Data in this exercise |
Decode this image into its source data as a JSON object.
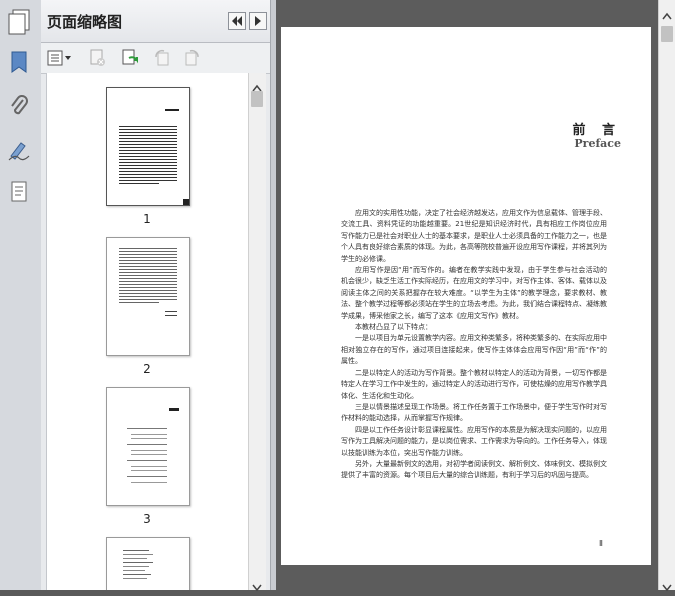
{
  "panel": {
    "title": "页面缩略图",
    "thumbnails": [
      {
        "label": "1"
      },
      {
        "label": "2"
      },
      {
        "label": "3"
      }
    ]
  },
  "document": {
    "heading": "前 言",
    "heading_en": "Preface",
    "paragraphs": [
      "应用文的实用性功能，决定了社会经济越发达，应用文作为信息载体、管理手段、交流工具、资料凭证的功能越重要。21世纪是知识经济时代，具有相应工作岗位应用写作能力已是社会对职业人士的基本要求，是职业人士必须具备的工作能力之一，也是个人具有良好综合素质的体现。为此，各高等院校普遍开设应用写作课程，并将其列为学生的必修课。",
      "应用写作是因“用”而写作的。编者在教学实践中发现，由于学生参与社会活动的机会很少，缺乏生活工作实际经历，在应用文的学习中，对写作主体、客体、载体以及阅读主体之间的关系把握存在较大难度。“以学生为主体”的教学理念，要求教材、教法、整个教学过程等都必须站在学生的立场去考虑。为此，我们结合课程特点、凝练教学成果，博采他家之长，编写了这本《应用文写作》教材。",
      "本教材凸显了以下特点：",
      "一是以项目为单元设置教学内容。应用文种类繁多，将种类繁多的、在实际应用中相对独立存在的写作，通过项目连接起来，使写作主体体会应用写作因“用”而“作”的属性。",
      "二是以特定人的活动为写作背景。整个教材以特定人的活动为背景，一切写作都是特定人在学习工作中发生的，通过特定人的活动进行写作，可使枯燥的应用写作教学具体化、生活化和生动化。",
      "三是以情景描述呈现工作场景。将工作任务置于工作场景中，便于学生写作时对写作材料的能动选择，从而掌握写作规律。",
      "四是以工作任务设计彰显课程属性。应用写作的本质是为解决现实问题的，以应用写作为工具解决问题的能力，是以岗位需求、工作需求为导向的。工作任务导入，体现以技能训练为本位，突出写作能力训练。",
      "另外，大量最新例文的选用，对初学者阅读例文、解析例文、体味例文、模拟例文提供了丰富的资源。每个项目后大量的综合训练题，有利于学习后的巩固与提高。"
    ],
    "page_number": "Ⅱ"
  }
}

Task goal | Print each record exactly as it stands, leaving the images out.

Answer in full |
Decode this image into its source data as a JSON object.
{
  "panel": {
    "title": "页面缩略图",
    "thumbnails": [
      {
        "label": "1"
      },
      {
        "label": "2"
      },
      {
        "label": "3"
      }
    ]
  },
  "document": {
    "heading": "前 言",
    "heading_en": "Preface",
    "paragraphs": [
      "应用文的实用性功能，决定了社会经济越发达，应用文作为信息载体、管理手段、交流工具、资料凭证的功能越重要。21世纪是知识经济时代，具有相应工作岗位应用写作能力已是社会对职业人士的基本要求，是职业人士必须具备的工作能力之一，也是个人具有良好综合素质的体现。为此，各高等院校普遍开设应用写作课程，并将其列为学生的必修课。",
      "应用写作是因“用”而写作的。编者在教学实践中发现，由于学生参与社会活动的机会很少，缺乏生活工作实际经历，在应用文的学习中，对写作主体、客体、载体以及阅读主体之间的关系把握存在较大难度。“以学生为主体”的教学理念，要求教材、教法、整个教学过程等都必须站在学生的立场去考虑。为此，我们结合课程特点、凝练教学成果，博采他家之长，编写了这本《应用文写作》教材。",
      "本教材凸显了以下特点：",
      "一是以项目为单元设置教学内容。应用文种类繁多，将种类繁多的、在实际应用中相对独立存在的写作，通过项目连接起来，使写作主体体会应用写作因“用”而“作”的属性。",
      "二是以特定人的活动为写作背景。整个教材以特定人的活动为背景，一切写作都是特定人在学习工作中发生的，通过特定人的活动进行写作，可使枯燥的应用写作教学具体化、生活化和生动化。",
      "三是以情景描述呈现工作场景。将工作任务置于工作场景中，便于学生写作时对写作材料的能动选择，从而掌握写作规律。",
      "四是以工作任务设计彰显课程属性。应用写作的本质是为解决现实问题的，以应用写作为工具解决问题的能力，是以岗位需求、工作需求为导向的。工作任务导入，体现以技能训练为本位，突出写作能力训练。",
      "另外，大量最新例文的选用，对初学者阅读例文、解析例文、体味例文、模拟例文提供了丰富的资源。每个项目后大量的综合训练题，有利于学习后的巩固与提高。"
    ],
    "page_number": "Ⅱ"
  }
}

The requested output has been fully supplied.